What you are asked to do. Filter these entries so that only lines with the word "prowadzone" remain.

Task data.
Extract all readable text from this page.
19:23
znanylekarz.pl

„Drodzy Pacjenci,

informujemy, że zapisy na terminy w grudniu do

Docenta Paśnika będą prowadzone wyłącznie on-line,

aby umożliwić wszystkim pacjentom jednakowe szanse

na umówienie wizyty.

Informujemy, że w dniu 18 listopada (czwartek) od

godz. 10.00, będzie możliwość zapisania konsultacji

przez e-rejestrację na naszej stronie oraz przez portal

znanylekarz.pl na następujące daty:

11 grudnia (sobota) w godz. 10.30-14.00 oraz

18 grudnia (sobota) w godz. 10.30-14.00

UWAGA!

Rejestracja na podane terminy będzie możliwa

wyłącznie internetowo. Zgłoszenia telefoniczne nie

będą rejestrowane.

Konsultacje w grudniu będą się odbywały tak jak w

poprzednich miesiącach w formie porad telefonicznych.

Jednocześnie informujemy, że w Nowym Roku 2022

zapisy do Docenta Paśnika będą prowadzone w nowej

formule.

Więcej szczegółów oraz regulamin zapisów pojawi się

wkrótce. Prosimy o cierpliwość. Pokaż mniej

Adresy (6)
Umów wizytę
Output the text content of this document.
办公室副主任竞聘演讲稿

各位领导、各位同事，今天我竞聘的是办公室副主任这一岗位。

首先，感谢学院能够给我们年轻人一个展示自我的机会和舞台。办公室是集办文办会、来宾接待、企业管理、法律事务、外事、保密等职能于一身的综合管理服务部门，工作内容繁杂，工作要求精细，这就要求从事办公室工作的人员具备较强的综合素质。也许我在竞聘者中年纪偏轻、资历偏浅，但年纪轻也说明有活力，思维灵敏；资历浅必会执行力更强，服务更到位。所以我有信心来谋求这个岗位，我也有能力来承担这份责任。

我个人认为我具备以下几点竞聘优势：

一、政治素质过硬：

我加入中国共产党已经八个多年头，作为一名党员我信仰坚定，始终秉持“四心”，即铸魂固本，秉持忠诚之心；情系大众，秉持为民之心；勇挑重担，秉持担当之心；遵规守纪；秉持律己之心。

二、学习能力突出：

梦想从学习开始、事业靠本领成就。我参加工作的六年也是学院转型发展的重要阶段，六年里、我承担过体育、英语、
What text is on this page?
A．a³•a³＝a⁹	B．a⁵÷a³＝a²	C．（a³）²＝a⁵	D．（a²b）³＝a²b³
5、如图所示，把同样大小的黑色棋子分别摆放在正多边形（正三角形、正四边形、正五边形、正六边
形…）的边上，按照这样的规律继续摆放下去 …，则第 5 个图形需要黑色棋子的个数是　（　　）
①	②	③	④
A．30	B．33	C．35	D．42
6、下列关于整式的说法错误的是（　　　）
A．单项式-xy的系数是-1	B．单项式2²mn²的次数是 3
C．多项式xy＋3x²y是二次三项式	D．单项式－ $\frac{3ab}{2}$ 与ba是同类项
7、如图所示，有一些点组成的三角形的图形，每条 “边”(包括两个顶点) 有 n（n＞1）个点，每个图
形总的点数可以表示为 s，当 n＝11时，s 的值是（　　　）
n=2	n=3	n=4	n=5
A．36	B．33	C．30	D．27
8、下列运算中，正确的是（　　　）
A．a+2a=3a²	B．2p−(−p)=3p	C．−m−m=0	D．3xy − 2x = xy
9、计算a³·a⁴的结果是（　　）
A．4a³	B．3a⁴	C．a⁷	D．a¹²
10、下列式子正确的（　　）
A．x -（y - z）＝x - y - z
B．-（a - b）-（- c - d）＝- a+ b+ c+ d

Written reply.
Docenta Paśnika będą prowadzone wyłącznie on-line,
zapisy do Docenta Paśnika będą prowadzone w nowej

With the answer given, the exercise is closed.